[Records from a collection]
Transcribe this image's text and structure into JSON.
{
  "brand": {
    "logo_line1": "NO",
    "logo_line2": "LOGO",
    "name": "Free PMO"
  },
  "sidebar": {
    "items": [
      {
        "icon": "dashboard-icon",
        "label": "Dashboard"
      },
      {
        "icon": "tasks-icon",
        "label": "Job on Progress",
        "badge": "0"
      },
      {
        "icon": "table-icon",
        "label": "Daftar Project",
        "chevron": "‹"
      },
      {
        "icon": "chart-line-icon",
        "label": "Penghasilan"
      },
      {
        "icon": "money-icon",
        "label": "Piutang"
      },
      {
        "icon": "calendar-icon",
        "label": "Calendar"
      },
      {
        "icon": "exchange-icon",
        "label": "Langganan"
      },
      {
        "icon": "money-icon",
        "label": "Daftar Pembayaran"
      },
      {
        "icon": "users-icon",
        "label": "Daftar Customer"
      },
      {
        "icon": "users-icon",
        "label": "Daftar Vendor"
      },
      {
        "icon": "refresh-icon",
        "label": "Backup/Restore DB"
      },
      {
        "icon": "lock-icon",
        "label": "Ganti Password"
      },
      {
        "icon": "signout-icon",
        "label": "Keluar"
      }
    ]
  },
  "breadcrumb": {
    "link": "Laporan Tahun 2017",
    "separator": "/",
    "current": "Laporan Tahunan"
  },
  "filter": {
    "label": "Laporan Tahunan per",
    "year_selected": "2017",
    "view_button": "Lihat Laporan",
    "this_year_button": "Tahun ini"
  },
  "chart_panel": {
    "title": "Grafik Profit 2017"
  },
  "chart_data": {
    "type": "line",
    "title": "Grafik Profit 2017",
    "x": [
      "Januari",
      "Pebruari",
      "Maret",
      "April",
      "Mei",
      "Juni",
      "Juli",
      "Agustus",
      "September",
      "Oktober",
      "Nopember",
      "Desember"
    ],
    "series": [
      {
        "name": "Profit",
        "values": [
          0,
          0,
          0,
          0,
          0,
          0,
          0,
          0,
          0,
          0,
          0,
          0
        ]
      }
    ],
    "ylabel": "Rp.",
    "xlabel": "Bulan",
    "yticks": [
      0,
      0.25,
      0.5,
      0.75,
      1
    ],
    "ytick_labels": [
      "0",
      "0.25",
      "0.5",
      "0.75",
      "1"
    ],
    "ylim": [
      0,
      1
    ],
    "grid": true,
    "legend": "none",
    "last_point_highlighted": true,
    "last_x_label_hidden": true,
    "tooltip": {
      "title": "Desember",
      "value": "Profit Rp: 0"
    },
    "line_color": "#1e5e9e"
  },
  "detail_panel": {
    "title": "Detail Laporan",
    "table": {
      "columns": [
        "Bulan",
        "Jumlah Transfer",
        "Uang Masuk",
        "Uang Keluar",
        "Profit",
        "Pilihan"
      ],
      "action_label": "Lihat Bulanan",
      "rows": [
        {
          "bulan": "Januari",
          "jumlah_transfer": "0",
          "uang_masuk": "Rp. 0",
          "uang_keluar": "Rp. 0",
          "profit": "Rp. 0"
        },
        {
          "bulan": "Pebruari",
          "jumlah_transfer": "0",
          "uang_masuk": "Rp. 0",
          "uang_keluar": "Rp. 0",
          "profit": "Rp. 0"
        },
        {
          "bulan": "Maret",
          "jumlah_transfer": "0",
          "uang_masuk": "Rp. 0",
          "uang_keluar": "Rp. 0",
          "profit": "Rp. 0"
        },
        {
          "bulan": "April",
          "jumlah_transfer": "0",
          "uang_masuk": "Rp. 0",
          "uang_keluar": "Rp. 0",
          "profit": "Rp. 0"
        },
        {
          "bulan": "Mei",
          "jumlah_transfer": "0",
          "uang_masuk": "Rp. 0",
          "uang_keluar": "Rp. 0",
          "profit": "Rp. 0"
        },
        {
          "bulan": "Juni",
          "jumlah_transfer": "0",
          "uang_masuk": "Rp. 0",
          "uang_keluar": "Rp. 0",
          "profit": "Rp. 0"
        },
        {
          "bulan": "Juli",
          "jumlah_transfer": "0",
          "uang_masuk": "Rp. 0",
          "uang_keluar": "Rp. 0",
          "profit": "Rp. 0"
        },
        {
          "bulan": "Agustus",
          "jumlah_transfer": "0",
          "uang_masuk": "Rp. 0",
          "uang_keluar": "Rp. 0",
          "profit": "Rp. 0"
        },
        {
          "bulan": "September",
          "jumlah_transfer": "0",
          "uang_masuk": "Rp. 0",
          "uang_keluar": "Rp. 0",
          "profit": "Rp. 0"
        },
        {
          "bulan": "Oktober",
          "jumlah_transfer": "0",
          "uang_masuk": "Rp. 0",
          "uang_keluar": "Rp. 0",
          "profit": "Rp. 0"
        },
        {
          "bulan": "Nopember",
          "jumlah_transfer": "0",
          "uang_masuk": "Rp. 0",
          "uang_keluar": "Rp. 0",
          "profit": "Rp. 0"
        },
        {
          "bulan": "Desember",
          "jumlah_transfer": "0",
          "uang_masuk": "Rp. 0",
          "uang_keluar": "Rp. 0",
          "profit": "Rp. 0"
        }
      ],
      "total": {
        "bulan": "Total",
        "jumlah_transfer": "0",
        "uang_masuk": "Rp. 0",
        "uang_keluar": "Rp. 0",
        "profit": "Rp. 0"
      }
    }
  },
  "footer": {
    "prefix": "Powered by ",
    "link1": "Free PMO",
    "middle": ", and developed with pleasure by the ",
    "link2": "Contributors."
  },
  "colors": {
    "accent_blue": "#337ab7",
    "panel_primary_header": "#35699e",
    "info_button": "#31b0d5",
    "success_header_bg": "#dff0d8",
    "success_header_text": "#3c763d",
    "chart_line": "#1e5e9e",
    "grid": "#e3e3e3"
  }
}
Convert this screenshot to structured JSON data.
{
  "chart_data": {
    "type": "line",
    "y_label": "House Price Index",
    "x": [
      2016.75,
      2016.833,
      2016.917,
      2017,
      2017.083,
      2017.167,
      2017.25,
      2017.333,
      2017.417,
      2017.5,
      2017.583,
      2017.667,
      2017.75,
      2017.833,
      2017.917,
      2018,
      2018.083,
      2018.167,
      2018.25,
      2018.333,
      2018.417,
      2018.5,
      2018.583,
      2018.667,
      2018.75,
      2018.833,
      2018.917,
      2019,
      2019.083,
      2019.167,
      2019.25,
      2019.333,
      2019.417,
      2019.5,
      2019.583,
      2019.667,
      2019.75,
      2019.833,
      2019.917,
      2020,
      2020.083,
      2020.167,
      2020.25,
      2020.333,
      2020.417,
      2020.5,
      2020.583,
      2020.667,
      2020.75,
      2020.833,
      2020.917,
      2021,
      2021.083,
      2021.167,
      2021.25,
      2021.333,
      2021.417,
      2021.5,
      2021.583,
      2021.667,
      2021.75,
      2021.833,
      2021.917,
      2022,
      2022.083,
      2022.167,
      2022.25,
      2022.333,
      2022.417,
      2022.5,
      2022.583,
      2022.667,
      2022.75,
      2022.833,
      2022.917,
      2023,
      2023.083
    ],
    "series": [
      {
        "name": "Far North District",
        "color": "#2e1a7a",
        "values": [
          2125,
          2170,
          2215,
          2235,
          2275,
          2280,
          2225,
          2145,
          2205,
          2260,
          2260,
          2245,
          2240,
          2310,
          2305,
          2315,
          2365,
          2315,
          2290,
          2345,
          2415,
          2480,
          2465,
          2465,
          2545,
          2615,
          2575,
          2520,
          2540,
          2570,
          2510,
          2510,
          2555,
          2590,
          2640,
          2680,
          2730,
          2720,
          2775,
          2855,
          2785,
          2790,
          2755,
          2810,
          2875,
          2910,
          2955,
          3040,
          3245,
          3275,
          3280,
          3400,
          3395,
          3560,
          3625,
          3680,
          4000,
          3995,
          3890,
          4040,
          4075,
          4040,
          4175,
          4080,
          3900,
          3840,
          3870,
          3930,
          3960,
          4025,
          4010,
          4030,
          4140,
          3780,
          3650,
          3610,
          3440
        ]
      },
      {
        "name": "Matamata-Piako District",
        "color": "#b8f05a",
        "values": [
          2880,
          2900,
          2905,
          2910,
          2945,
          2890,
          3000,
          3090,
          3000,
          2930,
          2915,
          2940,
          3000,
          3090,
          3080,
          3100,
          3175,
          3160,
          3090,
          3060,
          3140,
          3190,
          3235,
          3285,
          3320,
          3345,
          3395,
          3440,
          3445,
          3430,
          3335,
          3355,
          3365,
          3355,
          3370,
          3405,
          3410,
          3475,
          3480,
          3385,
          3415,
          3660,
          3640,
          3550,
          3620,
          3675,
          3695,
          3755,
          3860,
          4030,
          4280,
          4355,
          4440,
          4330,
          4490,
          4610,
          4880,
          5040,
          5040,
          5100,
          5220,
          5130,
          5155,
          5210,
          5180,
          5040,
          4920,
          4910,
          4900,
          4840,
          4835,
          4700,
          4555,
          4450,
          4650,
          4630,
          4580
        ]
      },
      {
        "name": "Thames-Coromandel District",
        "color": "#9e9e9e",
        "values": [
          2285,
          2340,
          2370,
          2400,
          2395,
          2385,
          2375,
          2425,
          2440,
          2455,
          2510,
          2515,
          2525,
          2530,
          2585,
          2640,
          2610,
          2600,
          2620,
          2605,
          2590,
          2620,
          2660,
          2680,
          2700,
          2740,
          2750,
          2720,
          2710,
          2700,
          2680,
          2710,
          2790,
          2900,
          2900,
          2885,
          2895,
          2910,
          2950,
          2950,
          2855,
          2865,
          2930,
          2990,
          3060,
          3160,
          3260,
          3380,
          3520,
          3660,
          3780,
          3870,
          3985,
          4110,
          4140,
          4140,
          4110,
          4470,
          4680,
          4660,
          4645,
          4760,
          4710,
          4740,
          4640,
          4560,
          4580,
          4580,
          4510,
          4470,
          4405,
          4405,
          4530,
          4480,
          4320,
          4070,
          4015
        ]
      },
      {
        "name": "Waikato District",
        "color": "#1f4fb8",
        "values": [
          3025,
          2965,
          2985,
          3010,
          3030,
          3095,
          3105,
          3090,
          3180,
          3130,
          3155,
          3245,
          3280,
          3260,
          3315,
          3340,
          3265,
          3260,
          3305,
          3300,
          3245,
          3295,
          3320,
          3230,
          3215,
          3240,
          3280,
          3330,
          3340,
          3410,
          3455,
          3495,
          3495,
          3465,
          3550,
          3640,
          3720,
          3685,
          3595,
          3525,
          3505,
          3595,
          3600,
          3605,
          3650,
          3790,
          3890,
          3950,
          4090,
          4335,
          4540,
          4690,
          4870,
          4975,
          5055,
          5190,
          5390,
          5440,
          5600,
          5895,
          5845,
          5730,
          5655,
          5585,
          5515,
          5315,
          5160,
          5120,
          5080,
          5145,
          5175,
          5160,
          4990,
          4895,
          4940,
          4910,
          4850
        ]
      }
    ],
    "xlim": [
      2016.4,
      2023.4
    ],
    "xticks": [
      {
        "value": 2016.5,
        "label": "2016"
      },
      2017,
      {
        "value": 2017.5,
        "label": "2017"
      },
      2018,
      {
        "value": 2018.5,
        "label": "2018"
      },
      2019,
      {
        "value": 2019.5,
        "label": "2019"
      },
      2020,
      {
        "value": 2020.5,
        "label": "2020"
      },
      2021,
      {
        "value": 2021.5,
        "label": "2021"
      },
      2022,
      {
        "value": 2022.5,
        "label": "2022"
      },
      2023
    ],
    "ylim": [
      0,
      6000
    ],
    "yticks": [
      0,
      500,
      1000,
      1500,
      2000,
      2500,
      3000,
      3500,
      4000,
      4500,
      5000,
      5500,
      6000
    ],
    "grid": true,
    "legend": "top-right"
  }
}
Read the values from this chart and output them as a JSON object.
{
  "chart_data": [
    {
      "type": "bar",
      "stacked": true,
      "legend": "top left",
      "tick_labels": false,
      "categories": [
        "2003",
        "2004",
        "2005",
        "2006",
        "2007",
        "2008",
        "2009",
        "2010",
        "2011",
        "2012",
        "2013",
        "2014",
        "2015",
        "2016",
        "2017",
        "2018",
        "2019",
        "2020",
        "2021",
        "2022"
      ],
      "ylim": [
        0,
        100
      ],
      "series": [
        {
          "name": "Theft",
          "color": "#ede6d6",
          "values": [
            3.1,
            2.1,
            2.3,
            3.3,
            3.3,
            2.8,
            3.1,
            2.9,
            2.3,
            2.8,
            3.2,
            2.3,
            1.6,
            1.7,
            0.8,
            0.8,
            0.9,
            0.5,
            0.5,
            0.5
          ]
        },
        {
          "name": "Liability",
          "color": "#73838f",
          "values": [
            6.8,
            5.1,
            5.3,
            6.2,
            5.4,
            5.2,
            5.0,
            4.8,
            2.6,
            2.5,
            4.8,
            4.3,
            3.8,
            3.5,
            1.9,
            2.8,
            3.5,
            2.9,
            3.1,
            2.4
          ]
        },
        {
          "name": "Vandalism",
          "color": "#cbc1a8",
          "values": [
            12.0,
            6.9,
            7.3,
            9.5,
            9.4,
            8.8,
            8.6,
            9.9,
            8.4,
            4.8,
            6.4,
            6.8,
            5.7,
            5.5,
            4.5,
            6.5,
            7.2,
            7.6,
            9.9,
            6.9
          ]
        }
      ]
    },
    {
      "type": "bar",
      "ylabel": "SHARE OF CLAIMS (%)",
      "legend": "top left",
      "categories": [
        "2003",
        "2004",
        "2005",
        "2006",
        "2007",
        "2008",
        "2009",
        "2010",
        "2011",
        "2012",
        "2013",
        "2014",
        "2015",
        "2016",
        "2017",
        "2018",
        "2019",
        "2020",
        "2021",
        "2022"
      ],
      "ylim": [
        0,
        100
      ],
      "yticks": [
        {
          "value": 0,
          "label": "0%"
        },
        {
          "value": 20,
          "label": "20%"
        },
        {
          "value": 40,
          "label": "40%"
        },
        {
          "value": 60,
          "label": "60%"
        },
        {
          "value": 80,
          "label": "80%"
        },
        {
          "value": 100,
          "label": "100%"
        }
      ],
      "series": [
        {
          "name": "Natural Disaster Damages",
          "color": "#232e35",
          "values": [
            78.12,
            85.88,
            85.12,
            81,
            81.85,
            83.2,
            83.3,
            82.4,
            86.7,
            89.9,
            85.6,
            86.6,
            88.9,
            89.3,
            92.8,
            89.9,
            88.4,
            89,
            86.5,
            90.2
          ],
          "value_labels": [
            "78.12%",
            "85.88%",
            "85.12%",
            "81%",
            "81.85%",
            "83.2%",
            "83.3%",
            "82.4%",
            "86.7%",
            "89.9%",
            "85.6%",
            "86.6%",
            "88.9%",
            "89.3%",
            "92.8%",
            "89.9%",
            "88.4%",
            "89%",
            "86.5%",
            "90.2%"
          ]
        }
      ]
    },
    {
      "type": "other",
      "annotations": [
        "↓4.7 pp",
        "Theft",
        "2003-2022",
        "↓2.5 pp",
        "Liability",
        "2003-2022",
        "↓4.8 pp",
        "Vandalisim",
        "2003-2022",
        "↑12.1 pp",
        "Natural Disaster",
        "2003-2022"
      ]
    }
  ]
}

> [PROBLEM TO WORK ON]
Each line holding the word "Natural" counts once; report the total and nothing else.

> [RESPONSE TO THIS TASK]
2